>> start Supplied material

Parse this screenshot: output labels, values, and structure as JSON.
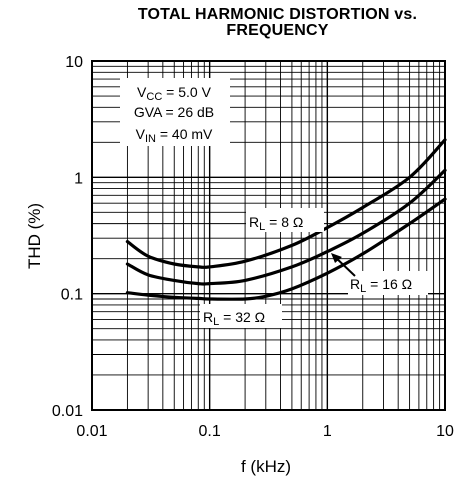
{
  "chart_data": {
    "type": "line",
    "title_line1": "TOTAL HARMONIC DISTORTION vs.",
    "title_line2": "FREQUENCY",
    "xlabel": "f (kHz)",
    "ylabel": "THD (%)",
    "x_scale": "log",
    "y_scale": "log",
    "xlim": [
      0.01,
      10
    ],
    "ylim": [
      0.01,
      10
    ],
    "grid": true,
    "x_tick_labels": [
      "0.01",
      "0.1",
      "1",
      "10"
    ],
    "y_tick_labels": [
      "0.01",
      "0.1",
      "1",
      "10"
    ],
    "conditions": {
      "vcc_main": "V",
      "vcc_sub": "CC",
      "vcc_rest": " = 5.0 V",
      "gva": "GVA = 26 dB",
      "vin_main": "V",
      "vin_sub": "IN",
      "vin_rest": " = 40 mV"
    },
    "series": [
      {
        "label_main": "R",
        "label_sub": "L",
        "label_rest": " = 8 Ω",
        "x": [
          0.02,
          0.03,
          0.05,
          0.08,
          0.1,
          0.2,
          0.5,
          1,
          2,
          5,
          10
        ],
        "y": [
          0.28,
          0.21,
          0.18,
          0.17,
          0.17,
          0.19,
          0.26,
          0.37,
          0.55,
          1.0,
          2.1
        ]
      },
      {
        "label_main": "R",
        "label_sub": "L",
        "label_rest": " = 16 Ω",
        "x": [
          0.02,
          0.03,
          0.05,
          0.08,
          0.1,
          0.2,
          0.5,
          1,
          2,
          5,
          10
        ],
        "y": [
          0.18,
          0.145,
          0.13,
          0.122,
          0.122,
          0.13,
          0.17,
          0.23,
          0.33,
          0.6,
          1.15
        ]
      },
      {
        "label_main": "R",
        "label_sub": "L",
        "label_rest": " = 32 Ω",
        "x": [
          0.02,
          0.03,
          0.05,
          0.08,
          0.1,
          0.2,
          0.3,
          0.5,
          1,
          2,
          5,
          10
        ],
        "y": [
          0.102,
          0.097,
          0.093,
          0.091,
          0.09,
          0.09,
          0.095,
          0.11,
          0.15,
          0.22,
          0.4,
          0.65
        ]
      }
    ]
  }
}
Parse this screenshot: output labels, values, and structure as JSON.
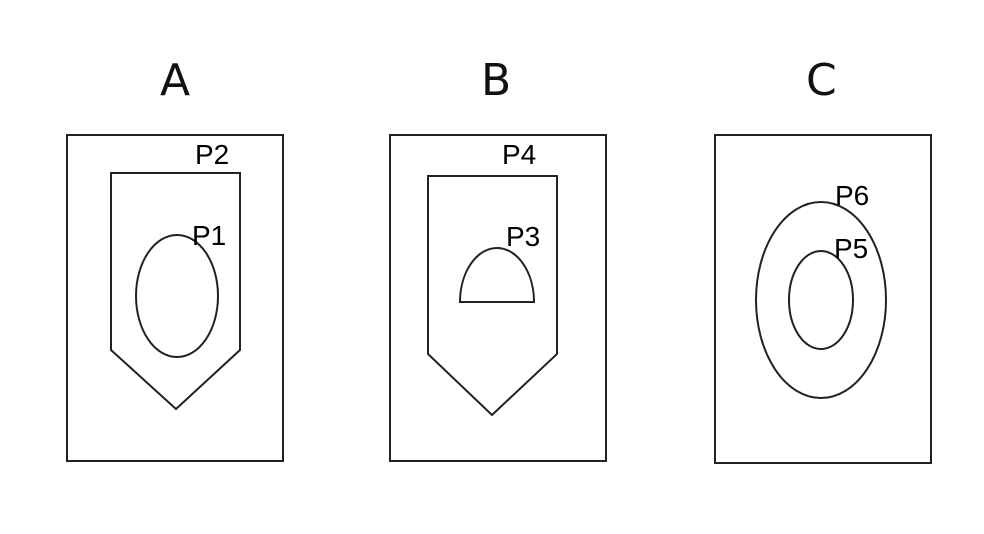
{
  "panels": [
    {
      "heading": "A",
      "labels": [
        "P2",
        "P1"
      ]
    },
    {
      "heading": "B",
      "labels": [
        "P4",
        "P3"
      ]
    },
    {
      "heading": "C",
      "labels": [
        "P6",
        "P5"
      ]
    }
  ],
  "colors": {
    "stroke": "#222222",
    "text": "#000000",
    "background": "#ffffff"
  }
}
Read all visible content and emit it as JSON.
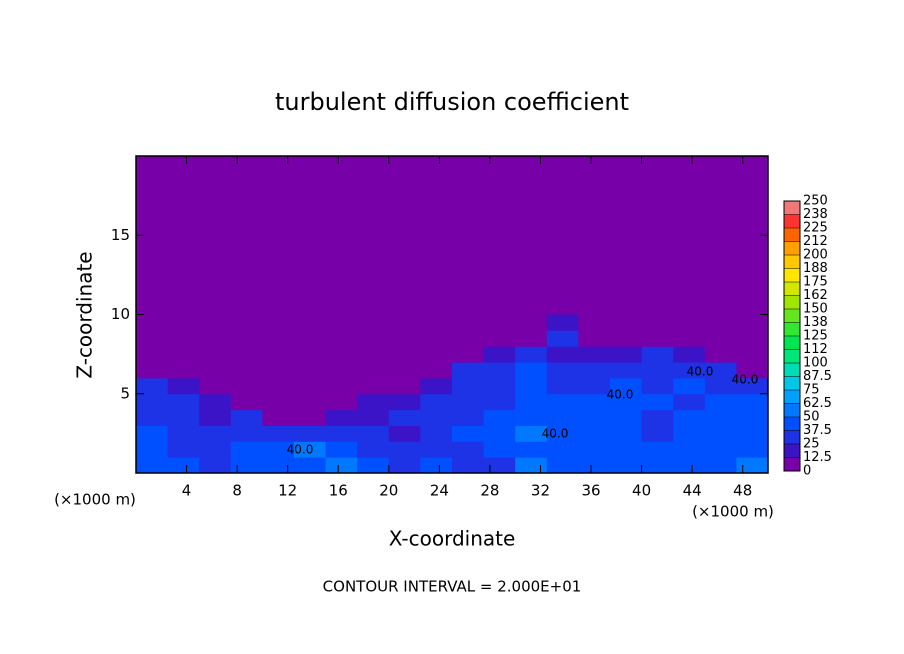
{
  "chart_data": {
    "type": "contour",
    "title": "turbulent diffusion coefficient",
    "xlabel": "X-coordinate",
    "ylabel": "Z-coordinate",
    "x_unit": "(×1000 m)",
    "y_unit": "(×1000 m)",
    "footer": "CONTOUR INTERVAL = 2.000E+01",
    "xlim": [
      0,
      50
    ],
    "ylim": [
      0,
      20
    ],
    "xticks": [
      4,
      8,
      12,
      16,
      20,
      24,
      28,
      32,
      36,
      40,
      44,
      48
    ],
    "yticks": [
      5,
      10,
      15
    ],
    "grid_x": [
      0,
      2.5,
      5,
      7.5,
      10,
      12.5,
      15,
      17.5,
      20,
      22.5,
      25,
      27.5,
      30,
      32.5,
      35,
      37.5,
      40,
      42.5,
      45,
      47.5,
      50
    ],
    "grid_z": [
      0,
      1,
      2,
      3,
      4,
      5,
      6,
      7,
      8,
      9,
      10
    ],
    "field": [
      [
        45,
        40,
        35,
        40,
        40,
        45,
        50,
        40,
        30,
        40,
        35,
        35,
        50,
        45,
        45,
        40,
        45,
        40,
        45,
        50
      ],
      [
        40,
        35,
        30,
        40,
        45,
        55,
        45,
        35,
        25,
        35,
        35,
        40,
        45,
        40,
        45,
        45,
        40,
        40,
        40,
        45
      ],
      [
        40,
        35,
        25,
        35,
        30,
        30,
        35,
        25,
        20,
        30,
        40,
        40,
        50,
        40,
        45,
        40,
        35,
        40,
        40,
        40
      ],
      [
        35,
        30,
        20,
        25,
        10,
        10,
        20,
        20,
        25,
        30,
        35,
        40,
        45,
        40,
        45,
        40,
        35,
        40,
        40,
        40
      ],
      [
        30,
        25,
        15,
        10,
        5,
        5,
        10,
        15,
        20,
        25,
        35,
        35,
        45,
        40,
        40,
        40,
        40,
        35,
        40,
        40
      ],
      [
        25,
        20,
        10,
        5,
        5,
        5,
        5,
        5,
        10,
        15,
        30,
        35,
        45,
        35,
        35,
        40,
        35,
        40,
        35,
        35
      ],
      [
        10,
        5,
        5,
        5,
        5,
        5,
        5,
        5,
        5,
        5,
        25,
        30,
        40,
        30,
        30,
        35,
        35,
        35,
        30,
        10
      ],
      [
        5,
        5,
        5,
        5,
        5,
        5,
        5,
        5,
        5,
        5,
        10,
        15,
        35,
        15,
        15,
        20,
        25,
        20,
        10,
        5
      ],
      [
        5,
        5,
        5,
        5,
        5,
        5,
        5,
        5,
        5,
        5,
        5,
        5,
        5,
        25,
        5,
        5,
        5,
        5,
        5,
        5
      ],
      [
        5,
        5,
        5,
        5,
        5,
        5,
        5,
        5,
        5,
        5,
        5,
        5,
        5,
        15,
        5,
        5,
        5,
        5,
        5,
        5
      ]
    ],
    "contour_labels": [
      "40.0",
      "40.0",
      "40.0",
      "40.0",
      "40.0"
    ],
    "colorbar_levels": [
      0,
      {
        "value": 12.5,
        "label": "12.5"
      },
      25,
      {
        "value": 37.5,
        "label": "37.5"
      },
      50,
      {
        "value": 62.5,
        "label": "62.5"
      },
      75,
      {
        "value": 87.5,
        "label": "87.5"
      },
      100,
      {
        "value": 112.5,
        "label": "112"
      },
      125,
      {
        "value": 137.5,
        "label": "138"
      },
      150,
      {
        "value": 162.5,
        "label": "162"
      },
      175,
      {
        "value": 187.5,
        "label": "188"
      },
      200,
      {
        "value": 212.5,
        "label": "212"
      },
      225,
      {
        "value": 237.5,
        "label": "238"
      },
      250
    ],
    "colors": [
      "#7800a8",
      "#3c14c8",
      "#1e32e6",
      "#0050ff",
      "#0078ff",
      "#00a0ff",
      "#00c8e6",
      "#00dcb4",
      "#00e678",
      "#00e650",
      "#32e632",
      "#64e61e",
      "#a0e600",
      "#d2e600",
      "#ffe600",
      "#ffc800",
      "#ffa000",
      "#ff6400",
      "#ff3232",
      "#f07878"
    ]
  }
}
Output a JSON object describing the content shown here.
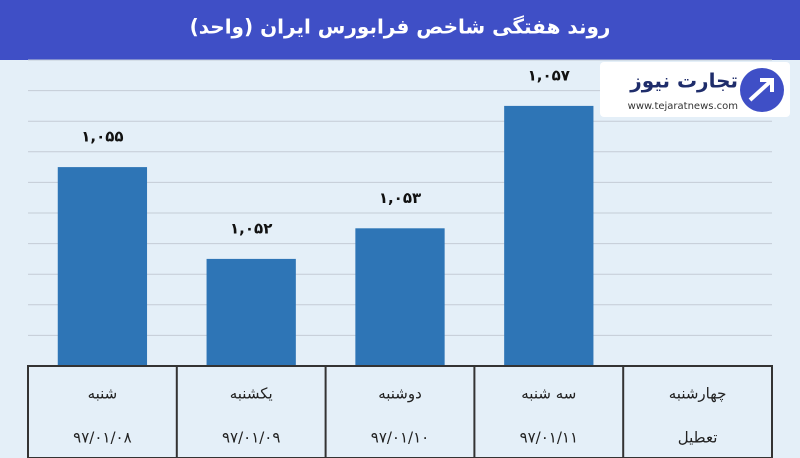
{
  "chart_data": {
    "type": "bar",
    "title": "روند هفتگی شاخص فرابورس ایران (واحد)",
    "categories": [
      "شنبه",
      "یکشنبه",
      "دوشنبه",
      "سه شنبه",
      "چهارشنبه"
    ],
    "sublabels": [
      "۹۷/۰۱/۰۸",
      "۹۷/۰۱/۰۹",
      "۹۷/۰۱/۱۰",
      "۹۷/۰۱/۱۱",
      "تعطیل"
    ],
    "values": [
      1055,
      1052,
      1053,
      1057,
      null
    ],
    "value_labels": [
      "۱,۰۵۵",
      "۱,۰۵۲",
      "۱,۰۵۳",
      "۱,۰۵۷",
      null
    ],
    "color": "#2e75b6",
    "ylim": [
      1048.5,
      1058.5
    ],
    "yticks": [
      1048.5,
      1049.5,
      1050.5,
      1051.5,
      1052.5,
      1053.5,
      1054.5,
      1055.5,
      1056.5,
      1057.5,
      1058.5
    ],
    "grid": true
  },
  "logo": {
    "name": "تجارت نیوز",
    "url": "www.tejaratnews.com"
  }
}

>> end Supplied material

Short problem -> Find each line in the records holding the string "JSON" and show it.

Problem solution ->
Parse this screenshot: output labels, values, and structure as JSON.
Parse this screenshot: output labels, values, and structure as JSON.
Read all visible content and emit it as JSON.
Output a JSON object describing the content shown here.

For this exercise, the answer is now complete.